Data to use:
____________________

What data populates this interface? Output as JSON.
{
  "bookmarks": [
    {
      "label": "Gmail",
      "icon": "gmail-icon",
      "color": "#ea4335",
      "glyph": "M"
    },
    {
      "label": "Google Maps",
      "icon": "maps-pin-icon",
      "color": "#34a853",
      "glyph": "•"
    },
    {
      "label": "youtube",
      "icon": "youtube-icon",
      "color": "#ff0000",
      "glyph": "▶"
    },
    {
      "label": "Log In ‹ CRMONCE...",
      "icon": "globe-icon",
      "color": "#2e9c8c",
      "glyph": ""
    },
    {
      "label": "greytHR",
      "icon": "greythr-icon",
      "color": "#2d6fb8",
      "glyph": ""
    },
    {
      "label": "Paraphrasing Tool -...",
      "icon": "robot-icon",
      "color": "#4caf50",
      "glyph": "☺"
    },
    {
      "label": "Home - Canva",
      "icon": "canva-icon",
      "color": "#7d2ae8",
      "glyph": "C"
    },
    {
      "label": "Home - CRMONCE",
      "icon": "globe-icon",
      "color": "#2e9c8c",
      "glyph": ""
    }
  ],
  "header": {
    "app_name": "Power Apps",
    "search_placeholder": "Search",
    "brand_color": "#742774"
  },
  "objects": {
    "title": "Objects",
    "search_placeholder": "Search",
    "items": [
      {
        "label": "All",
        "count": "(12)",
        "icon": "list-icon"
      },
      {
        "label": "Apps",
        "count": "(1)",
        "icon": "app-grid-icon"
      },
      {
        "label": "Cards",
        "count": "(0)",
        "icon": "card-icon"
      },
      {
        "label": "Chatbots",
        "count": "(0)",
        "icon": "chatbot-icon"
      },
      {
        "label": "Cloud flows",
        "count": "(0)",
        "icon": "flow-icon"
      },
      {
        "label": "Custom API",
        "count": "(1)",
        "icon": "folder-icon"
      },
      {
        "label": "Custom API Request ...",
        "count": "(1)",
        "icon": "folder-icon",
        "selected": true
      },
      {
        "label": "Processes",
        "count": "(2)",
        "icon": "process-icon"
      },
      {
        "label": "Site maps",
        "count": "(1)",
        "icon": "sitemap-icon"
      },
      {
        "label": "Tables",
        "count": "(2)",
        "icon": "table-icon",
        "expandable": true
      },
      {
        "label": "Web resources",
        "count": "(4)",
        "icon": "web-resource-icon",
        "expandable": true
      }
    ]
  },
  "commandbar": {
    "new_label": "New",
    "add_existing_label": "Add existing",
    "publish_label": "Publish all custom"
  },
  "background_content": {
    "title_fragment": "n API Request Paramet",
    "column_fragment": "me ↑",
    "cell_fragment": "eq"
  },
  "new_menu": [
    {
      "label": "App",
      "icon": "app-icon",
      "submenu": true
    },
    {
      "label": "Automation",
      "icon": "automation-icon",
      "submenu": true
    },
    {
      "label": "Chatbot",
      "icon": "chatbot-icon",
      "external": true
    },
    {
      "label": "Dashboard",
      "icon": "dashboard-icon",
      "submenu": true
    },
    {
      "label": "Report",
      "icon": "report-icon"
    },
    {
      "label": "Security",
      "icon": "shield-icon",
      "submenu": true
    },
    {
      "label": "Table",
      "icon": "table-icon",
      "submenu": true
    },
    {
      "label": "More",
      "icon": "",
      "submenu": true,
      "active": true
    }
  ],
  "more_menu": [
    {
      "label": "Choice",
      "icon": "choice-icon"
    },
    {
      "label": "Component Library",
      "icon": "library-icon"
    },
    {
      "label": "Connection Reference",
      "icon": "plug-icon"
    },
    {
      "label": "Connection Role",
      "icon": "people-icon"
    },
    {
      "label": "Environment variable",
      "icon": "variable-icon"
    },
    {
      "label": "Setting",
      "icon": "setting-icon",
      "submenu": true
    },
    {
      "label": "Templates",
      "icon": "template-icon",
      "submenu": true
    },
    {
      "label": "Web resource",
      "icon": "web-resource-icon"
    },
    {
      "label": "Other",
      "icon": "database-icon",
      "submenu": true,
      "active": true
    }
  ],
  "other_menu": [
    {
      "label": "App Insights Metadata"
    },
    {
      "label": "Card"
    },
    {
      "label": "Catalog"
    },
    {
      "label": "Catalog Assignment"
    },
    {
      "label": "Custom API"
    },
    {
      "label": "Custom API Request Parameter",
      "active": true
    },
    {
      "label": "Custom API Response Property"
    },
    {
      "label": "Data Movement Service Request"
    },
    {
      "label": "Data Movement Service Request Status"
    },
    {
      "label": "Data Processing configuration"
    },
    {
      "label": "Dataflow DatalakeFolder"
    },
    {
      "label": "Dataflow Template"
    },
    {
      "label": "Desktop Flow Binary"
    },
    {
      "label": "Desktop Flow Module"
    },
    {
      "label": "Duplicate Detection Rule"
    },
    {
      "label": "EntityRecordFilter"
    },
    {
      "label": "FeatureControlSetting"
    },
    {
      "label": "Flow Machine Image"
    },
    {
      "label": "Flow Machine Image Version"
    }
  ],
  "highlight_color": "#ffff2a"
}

____________________

Goal: All of the entries must be quoted exactly; please include each one.

Exercise solution:
What data populates this interface? Output as JSON.
{
  "bookmarks": [
    {
      "label": "Gmail",
      "icon": "gmail-icon",
      "color": "#ea4335",
      "glyph": "M"
    },
    {
      "label": "Google Maps",
      "icon": "maps-pin-icon",
      "color": "#34a853",
      "glyph": "•"
    },
    {
      "label": "youtube",
      "icon": "youtube-icon",
      "color": "#ff0000",
      "glyph": "▶"
    },
    {
      "label": "Log In ‹ CRMONCE...",
      "icon": "globe-icon",
      "color": "#2e9c8c",
      "glyph": ""
    },
    {
      "label": "greytHR",
      "icon": "greythr-icon",
      "color": "#2d6fb8",
      "glyph": ""
    },
    {
      "label": "Paraphrasing Tool -...",
      "icon": "robot-icon",
      "color": "#4caf50",
      "glyph": "☺"
    },
    {
      "label": "Home - Canva",
      "icon": "canva-icon",
      "color": "#7d2ae8",
      "glyph": "C"
    },
    {
      "label": "Home - CRMONCE",
      "icon": "globe-icon",
      "color": "#2e9c8c",
      "glyph": ""
    }
  ],
  "header": {
    "app_name": "Power Apps",
    "search_placeholder": "Search",
    "brand_color": "#742774"
  },
  "objects": {
    "title": "Objects",
    "search_placeholder": "Search",
    "items": [
      {
        "label": "All",
        "count": "(12)",
        "icon": "list-icon"
      },
      {
        "label": "Apps",
        "count": "(1)",
        "icon": "app-grid-icon"
      },
      {
        "label": "Cards",
        "count": "(0)",
        "icon": "card-icon"
      },
      {
        "label": "Chatbots",
        "count": "(0)",
        "icon": "chatbot-icon"
      },
      {
        "label": "Cloud flows",
        "count": "(0)",
        "icon": "flow-icon"
      },
      {
        "label": "Custom API",
        "count": "(1)",
        "icon": "folder-icon"
      },
      {
        "label": "Custom API Request ...",
        "count": "(1)",
        "icon": "folder-icon",
        "selected": true
      },
      {
        "label": "Processes",
        "count": "(2)",
        "icon": "process-icon"
      },
      {
        "label": "Site maps",
        "count": "(1)",
        "icon": "sitemap-icon"
      },
      {
        "label": "Tables",
        "count": "(2)",
        "icon": "table-icon",
        "expandable": true
      },
      {
        "label": "Web resources",
        "count": "(4)",
        "icon": "web-resource-icon",
        "expandable": true
      }
    ]
  },
  "commandbar": {
    "new_label": "New",
    "add_existing_label": "Add existing",
    "publish_label": "Publish all custom"
  },
  "background_content": {
    "title_fragment": "n API Request Paramet",
    "column_fragment": "me ↑",
    "cell_fragment": "eq"
  },
  "new_menu": [
    {
      "label": "App",
      "icon": "app-icon",
      "submenu": true
    },
    {
      "label": "Automation",
      "icon": "automation-icon",
      "submenu": true
    },
    {
      "label": "Chatbot",
      "icon": "chatbot-icon",
      "external": true
    },
    {
      "label": "Dashboard",
      "icon": "dashboard-icon",
      "submenu": true
    },
    {
      "label": "Report",
      "icon": "report-icon"
    },
    {
      "label": "Security",
      "icon": "shield-icon",
      "submenu": true
    },
    {
      "label": "Table",
      "icon": "table-icon",
      "submenu": true
    },
    {
      "label": "More",
      "icon": "",
      "submenu": true,
      "active": true
    }
  ],
  "more_menu": [
    {
      "label": "Choice",
      "icon": "choice-icon"
    },
    {
      "label": "Component Library",
      "icon": "library-icon"
    },
    {
      "label": "Connection Reference",
      "icon": "plug-icon"
    },
    {
      "label": "Connection Role",
      "icon": "people-icon"
    },
    {
      "label": "Environment variable",
      "icon": "variable-icon"
    },
    {
      "label": "Setting",
      "icon": "setting-icon",
      "submenu": true
    },
    {
      "label": "Templates",
      "icon": "template-icon",
      "submenu": true
    },
    {
      "label": "Web resource",
      "icon": "web-resource-icon"
    },
    {
      "label": "Other",
      "icon": "database-icon",
      "submenu": true,
      "active": true
    }
  ],
  "other_menu": [
    {
      "label": "App Insights Metadata"
    },
    {
      "label": "Card"
    },
    {
      "label": "Catalog"
    },
    {
      "label": "Catalog Assignment"
    },
    {
      "label": "Custom API"
    },
    {
      "label": "Custom API Request Parameter",
      "active": true
    },
    {
      "label": "Custom API Response Property"
    },
    {
      "label": "Data Movement Service Request"
    },
    {
      "label": "Data Movement Service Request Status"
    },
    {
      "label": "Data Processing configuration"
    },
    {
      "label": "Dataflow DatalakeFolder"
    },
    {
      "label": "Dataflow Template"
    },
    {
      "label": "Desktop Flow Binary"
    },
    {
      "label": "Desktop Flow Module"
    },
    {
      "label": "Duplicate Detection Rule"
    },
    {
      "label": "EntityRecordFilter"
    },
    {
      "label": "FeatureControlSetting"
    },
    {
      "label": "Flow Machine Image"
    },
    {
      "label": "Flow Machine Image Version"
    }
  ],
  "highlight_color": "#ffff2a"
}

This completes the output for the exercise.